### LISTED ENTRIES

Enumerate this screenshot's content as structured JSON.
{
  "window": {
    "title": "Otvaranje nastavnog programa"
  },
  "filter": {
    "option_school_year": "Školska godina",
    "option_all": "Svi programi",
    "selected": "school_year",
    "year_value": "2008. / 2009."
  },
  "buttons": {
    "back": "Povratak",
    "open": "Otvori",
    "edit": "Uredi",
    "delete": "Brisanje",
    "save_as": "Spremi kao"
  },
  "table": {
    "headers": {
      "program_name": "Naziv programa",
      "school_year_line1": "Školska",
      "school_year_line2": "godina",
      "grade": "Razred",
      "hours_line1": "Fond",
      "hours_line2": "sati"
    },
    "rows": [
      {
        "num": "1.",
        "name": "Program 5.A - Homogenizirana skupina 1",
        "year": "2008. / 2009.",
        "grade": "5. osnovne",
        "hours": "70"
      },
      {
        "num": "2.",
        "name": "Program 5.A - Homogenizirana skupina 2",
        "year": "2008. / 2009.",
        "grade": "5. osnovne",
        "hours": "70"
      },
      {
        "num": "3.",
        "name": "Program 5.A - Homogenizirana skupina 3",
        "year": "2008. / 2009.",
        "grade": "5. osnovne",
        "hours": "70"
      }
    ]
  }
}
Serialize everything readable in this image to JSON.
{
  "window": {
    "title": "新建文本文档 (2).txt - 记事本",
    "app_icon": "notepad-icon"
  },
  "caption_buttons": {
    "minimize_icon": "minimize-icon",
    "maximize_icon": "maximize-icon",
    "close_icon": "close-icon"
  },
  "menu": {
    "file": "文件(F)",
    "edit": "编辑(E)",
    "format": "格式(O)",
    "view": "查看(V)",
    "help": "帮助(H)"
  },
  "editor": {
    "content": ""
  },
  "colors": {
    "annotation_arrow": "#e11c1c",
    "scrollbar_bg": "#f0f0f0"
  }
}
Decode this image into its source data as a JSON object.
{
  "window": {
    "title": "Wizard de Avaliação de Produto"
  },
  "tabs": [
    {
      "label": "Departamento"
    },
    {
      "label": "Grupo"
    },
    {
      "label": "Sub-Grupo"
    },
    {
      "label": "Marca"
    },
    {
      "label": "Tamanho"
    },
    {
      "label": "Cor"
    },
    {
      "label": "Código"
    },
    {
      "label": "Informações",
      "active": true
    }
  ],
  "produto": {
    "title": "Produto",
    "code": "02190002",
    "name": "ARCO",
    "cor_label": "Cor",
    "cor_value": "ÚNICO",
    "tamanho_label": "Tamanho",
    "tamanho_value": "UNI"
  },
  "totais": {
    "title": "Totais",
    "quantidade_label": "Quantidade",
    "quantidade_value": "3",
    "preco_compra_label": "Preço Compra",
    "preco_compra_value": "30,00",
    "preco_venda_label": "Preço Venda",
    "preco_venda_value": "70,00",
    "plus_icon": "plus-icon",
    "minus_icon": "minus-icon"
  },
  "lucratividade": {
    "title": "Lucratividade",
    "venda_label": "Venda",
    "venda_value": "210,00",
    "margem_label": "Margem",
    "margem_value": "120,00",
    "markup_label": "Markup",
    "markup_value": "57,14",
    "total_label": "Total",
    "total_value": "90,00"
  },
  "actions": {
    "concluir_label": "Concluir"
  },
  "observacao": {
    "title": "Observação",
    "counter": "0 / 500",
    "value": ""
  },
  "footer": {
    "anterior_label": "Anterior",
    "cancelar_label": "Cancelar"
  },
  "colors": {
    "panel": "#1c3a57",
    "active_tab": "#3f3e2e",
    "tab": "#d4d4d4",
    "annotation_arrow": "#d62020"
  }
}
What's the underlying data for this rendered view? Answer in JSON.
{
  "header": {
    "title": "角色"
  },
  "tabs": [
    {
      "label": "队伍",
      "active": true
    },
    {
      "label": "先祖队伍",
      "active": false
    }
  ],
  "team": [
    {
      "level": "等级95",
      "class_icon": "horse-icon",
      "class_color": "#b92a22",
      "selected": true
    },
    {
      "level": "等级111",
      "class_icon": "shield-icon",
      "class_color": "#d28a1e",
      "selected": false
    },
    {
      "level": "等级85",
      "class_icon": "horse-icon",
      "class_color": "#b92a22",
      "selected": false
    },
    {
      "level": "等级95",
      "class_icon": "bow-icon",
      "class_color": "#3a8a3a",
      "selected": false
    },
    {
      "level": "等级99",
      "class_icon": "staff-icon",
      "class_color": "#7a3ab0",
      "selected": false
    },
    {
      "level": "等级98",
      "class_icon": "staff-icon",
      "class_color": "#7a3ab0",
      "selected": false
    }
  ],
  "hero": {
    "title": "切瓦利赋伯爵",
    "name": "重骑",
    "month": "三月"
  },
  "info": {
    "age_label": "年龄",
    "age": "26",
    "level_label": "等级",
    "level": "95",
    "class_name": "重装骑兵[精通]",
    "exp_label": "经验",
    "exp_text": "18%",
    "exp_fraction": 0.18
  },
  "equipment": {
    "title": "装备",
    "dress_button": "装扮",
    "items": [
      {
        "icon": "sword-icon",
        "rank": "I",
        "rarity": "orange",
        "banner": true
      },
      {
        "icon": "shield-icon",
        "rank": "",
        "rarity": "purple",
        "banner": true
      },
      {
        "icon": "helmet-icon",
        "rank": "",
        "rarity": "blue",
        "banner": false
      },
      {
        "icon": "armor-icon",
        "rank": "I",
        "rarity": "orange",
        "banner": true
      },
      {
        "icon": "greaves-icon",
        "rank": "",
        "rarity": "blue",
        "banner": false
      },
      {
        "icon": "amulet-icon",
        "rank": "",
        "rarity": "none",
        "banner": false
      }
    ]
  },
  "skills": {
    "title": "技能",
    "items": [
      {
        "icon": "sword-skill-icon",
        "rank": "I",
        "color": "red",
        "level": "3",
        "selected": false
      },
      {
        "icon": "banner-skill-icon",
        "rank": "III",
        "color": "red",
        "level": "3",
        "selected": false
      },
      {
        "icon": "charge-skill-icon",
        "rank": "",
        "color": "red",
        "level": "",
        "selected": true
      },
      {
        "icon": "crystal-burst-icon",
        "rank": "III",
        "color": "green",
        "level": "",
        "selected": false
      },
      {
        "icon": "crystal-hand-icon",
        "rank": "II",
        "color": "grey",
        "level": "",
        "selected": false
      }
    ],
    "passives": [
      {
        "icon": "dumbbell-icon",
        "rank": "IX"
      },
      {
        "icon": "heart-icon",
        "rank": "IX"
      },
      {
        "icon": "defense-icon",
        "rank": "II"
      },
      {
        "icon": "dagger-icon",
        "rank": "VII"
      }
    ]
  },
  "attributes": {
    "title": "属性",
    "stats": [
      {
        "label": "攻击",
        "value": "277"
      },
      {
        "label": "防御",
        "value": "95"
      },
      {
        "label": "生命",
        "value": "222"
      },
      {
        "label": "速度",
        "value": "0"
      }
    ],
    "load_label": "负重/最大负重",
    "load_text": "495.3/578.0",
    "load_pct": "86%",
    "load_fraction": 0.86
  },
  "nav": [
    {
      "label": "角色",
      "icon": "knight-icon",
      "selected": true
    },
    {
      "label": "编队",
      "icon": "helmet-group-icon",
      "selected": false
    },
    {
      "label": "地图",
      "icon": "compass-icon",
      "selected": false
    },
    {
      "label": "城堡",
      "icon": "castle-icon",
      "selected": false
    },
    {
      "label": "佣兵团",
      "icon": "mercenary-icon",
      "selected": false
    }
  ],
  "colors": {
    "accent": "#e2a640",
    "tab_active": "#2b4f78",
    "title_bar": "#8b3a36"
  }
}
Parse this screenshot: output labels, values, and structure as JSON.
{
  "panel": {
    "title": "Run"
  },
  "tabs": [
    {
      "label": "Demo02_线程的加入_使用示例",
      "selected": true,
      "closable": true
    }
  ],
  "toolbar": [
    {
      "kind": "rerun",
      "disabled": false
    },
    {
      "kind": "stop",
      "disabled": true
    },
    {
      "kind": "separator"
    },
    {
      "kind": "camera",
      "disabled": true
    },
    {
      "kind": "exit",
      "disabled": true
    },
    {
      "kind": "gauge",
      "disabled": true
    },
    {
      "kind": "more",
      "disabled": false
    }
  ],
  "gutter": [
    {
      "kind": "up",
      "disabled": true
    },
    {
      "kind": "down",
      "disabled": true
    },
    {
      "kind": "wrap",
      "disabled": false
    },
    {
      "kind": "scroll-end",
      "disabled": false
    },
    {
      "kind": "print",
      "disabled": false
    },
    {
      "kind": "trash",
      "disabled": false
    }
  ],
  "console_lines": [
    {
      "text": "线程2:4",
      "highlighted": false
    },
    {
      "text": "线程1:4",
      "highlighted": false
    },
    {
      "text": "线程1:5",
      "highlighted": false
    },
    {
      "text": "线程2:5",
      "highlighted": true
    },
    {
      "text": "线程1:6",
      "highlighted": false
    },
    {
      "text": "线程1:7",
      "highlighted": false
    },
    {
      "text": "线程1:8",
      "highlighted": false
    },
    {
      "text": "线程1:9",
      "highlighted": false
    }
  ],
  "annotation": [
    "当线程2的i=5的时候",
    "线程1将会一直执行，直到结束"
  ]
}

### WRITTEN INSTRUCTION
Find all lines where the word "content" appears. Copy them.

### SOLUTION FOR THIS PROBLEM
Enumerate this screenshot's content as structured JSON.
    "content": ""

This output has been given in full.